[Items from a data source]
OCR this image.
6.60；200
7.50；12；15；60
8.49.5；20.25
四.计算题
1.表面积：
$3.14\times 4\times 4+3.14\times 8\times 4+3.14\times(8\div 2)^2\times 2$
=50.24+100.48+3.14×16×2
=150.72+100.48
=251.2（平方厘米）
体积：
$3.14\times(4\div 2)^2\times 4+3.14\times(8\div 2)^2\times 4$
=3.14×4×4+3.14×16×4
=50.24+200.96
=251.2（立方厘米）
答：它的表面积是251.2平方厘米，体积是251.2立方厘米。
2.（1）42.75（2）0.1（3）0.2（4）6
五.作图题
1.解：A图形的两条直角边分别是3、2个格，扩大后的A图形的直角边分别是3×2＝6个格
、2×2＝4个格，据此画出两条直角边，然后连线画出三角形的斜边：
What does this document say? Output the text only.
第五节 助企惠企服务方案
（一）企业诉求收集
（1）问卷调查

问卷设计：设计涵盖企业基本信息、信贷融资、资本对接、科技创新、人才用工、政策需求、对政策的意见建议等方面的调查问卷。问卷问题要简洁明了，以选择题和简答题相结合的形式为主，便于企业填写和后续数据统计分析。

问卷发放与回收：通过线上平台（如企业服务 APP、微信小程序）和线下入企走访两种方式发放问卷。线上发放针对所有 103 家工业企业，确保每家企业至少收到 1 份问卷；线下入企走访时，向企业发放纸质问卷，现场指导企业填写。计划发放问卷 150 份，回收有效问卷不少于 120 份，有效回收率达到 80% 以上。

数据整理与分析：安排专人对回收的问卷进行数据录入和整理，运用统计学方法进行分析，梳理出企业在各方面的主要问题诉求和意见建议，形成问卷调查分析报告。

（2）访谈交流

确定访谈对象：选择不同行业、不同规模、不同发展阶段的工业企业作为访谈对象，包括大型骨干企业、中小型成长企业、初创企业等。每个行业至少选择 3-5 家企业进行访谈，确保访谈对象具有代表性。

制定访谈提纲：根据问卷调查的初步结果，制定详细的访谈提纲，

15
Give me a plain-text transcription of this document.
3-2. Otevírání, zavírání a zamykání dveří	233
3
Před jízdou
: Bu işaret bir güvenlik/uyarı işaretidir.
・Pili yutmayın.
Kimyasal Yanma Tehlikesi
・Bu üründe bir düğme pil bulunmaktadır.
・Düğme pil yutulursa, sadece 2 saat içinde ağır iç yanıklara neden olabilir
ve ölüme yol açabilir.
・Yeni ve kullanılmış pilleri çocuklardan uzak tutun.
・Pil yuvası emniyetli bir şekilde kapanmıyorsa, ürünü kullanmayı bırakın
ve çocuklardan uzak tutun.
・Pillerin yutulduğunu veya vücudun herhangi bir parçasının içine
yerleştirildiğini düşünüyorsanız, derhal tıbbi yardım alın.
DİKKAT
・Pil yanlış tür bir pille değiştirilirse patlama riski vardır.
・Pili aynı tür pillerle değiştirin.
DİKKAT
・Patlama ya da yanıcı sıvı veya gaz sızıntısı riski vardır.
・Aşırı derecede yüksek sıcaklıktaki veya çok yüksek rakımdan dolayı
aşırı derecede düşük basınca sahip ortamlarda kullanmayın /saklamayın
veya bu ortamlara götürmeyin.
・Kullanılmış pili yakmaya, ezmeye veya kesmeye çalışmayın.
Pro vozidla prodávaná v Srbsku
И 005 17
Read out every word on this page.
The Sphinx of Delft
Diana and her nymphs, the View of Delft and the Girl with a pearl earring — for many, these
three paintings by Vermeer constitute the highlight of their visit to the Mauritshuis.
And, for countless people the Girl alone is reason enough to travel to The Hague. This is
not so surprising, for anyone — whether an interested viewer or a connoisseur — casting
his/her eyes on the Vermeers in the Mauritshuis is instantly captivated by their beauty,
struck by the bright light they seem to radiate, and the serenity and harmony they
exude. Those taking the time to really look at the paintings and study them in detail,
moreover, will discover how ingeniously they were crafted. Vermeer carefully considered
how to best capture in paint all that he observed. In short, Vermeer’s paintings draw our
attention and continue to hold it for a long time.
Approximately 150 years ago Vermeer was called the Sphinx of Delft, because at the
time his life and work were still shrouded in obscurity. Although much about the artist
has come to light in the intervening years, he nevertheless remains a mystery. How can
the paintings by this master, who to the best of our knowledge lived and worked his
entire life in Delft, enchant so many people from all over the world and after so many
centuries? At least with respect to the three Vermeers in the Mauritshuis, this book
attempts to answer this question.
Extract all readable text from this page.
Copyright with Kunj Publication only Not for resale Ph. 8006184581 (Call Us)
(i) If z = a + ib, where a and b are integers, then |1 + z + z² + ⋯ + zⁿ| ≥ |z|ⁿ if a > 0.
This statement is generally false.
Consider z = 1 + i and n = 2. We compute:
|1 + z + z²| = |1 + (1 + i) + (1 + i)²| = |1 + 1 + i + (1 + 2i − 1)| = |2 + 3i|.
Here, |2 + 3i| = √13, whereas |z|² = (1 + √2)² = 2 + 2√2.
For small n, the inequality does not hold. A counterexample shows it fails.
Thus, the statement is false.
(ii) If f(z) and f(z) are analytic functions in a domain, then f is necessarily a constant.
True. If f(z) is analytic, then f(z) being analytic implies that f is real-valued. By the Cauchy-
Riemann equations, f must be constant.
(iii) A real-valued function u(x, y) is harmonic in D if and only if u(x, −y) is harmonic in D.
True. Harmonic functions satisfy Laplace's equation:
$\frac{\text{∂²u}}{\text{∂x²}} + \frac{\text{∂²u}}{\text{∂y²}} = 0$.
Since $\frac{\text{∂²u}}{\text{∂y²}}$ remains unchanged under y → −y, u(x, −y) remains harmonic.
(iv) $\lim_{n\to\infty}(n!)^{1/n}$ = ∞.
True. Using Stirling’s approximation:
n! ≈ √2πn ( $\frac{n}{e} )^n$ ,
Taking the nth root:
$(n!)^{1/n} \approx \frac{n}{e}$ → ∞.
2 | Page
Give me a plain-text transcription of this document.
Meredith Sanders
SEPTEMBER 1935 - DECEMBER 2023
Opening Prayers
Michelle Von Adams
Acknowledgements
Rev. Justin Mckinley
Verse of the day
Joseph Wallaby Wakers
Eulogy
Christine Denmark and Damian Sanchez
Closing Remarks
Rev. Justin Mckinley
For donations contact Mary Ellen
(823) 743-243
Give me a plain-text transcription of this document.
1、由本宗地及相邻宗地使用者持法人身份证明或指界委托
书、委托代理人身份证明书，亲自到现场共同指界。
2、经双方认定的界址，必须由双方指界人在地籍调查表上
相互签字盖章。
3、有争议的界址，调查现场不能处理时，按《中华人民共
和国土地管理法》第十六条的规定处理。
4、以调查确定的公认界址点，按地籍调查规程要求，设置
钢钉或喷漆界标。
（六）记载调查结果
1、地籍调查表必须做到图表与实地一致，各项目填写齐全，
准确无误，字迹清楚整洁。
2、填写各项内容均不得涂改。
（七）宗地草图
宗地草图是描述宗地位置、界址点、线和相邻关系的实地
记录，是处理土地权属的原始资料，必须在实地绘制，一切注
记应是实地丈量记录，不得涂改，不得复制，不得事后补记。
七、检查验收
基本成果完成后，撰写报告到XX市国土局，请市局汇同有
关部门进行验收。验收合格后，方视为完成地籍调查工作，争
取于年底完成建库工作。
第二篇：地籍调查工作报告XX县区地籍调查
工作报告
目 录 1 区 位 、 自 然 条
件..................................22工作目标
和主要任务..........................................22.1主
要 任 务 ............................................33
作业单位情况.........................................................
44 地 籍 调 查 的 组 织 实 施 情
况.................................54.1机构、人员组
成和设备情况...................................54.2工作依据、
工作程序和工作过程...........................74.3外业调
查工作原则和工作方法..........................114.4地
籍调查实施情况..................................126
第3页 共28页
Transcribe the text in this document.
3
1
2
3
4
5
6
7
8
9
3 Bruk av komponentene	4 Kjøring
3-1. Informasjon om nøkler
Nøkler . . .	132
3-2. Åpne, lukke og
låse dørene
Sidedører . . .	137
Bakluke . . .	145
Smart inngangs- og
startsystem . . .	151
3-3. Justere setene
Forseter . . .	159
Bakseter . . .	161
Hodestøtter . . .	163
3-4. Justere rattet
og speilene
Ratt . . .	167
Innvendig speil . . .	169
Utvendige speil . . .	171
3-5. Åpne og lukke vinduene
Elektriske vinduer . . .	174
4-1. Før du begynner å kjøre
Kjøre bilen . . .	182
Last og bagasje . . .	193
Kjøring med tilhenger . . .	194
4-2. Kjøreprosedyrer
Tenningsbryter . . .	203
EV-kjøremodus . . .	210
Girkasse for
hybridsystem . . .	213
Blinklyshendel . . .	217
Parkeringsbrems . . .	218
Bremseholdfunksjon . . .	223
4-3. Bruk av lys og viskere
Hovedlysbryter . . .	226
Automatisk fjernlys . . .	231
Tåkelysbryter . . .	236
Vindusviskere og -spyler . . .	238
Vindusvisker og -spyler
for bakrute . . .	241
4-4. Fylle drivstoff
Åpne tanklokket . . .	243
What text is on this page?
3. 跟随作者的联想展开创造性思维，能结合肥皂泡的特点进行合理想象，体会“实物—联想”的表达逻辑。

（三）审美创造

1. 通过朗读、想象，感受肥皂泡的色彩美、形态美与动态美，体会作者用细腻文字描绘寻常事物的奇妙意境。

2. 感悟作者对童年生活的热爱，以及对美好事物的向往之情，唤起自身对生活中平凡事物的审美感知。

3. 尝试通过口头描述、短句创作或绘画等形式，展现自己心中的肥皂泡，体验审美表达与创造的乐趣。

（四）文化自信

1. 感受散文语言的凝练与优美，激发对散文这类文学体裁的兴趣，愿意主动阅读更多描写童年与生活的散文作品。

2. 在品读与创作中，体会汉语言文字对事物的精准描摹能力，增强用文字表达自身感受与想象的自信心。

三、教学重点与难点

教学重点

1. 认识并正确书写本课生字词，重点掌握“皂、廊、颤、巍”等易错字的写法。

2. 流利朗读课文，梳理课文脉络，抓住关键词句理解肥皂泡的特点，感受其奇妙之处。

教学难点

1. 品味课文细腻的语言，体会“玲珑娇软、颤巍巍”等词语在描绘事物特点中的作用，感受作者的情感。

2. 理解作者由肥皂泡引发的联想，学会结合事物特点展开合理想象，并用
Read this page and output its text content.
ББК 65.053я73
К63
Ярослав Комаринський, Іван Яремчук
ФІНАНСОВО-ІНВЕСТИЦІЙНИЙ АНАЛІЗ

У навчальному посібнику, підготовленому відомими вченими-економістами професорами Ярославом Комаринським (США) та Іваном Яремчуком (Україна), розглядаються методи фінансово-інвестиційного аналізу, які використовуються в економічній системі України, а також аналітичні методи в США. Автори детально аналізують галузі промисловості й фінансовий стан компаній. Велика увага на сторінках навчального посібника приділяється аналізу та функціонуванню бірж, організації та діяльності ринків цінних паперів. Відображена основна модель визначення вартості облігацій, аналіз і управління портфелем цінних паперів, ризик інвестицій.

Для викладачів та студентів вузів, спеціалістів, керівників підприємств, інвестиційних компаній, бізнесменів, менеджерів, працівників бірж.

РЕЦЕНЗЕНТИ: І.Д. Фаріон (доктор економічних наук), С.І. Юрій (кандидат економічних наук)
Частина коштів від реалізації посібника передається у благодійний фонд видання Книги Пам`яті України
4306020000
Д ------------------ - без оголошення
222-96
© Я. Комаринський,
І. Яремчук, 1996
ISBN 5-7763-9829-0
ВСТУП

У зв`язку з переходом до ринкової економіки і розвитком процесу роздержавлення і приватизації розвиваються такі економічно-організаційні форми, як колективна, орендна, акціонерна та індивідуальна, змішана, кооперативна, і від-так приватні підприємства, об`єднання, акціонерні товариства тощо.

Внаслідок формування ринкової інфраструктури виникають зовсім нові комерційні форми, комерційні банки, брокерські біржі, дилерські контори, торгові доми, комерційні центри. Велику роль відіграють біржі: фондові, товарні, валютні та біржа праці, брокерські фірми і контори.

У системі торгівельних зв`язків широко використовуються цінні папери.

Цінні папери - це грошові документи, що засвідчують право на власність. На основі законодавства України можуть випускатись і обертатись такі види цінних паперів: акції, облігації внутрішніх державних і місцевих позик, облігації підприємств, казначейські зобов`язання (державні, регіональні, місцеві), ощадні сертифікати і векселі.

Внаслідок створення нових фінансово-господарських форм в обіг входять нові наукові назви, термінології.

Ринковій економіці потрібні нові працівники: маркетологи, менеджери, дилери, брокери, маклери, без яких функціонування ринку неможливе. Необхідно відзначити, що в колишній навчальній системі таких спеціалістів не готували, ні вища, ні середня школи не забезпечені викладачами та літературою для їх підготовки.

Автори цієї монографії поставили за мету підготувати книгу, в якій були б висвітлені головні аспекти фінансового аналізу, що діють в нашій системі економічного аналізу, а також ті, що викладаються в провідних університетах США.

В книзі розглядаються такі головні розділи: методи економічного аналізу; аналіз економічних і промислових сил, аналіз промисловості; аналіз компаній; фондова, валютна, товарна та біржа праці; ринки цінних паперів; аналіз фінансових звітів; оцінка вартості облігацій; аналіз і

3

TASK DESCRIPTION: List the lines of the material in which the word "посібника" occurs.

THE COMPLETED TASK:
У навчальному посібнику, підготовленому відомими вченими-економістами професорами Ярославом Комаринським (США) та Іваном Яремчуком (Україна), розглядаються методи фінансово-інвестиційного аналізу, які використовуються в економічній системі України, а також аналітичні методи в США. Автори детально аналізують галузі промисловості й фінансовий стан компаній. Велика увага на сторінках навчального посібника приділяється аналізу та функціонуванню бірж, організації та діяльності ринків цінних паперів. Відображена основна модель визначення вартості облігацій, аналіз і управління портфелем цінних паперів, ризик інвестицій.
Частина коштів від реалізації посібника передається у благодійний фонд видання Книги Пам`яті України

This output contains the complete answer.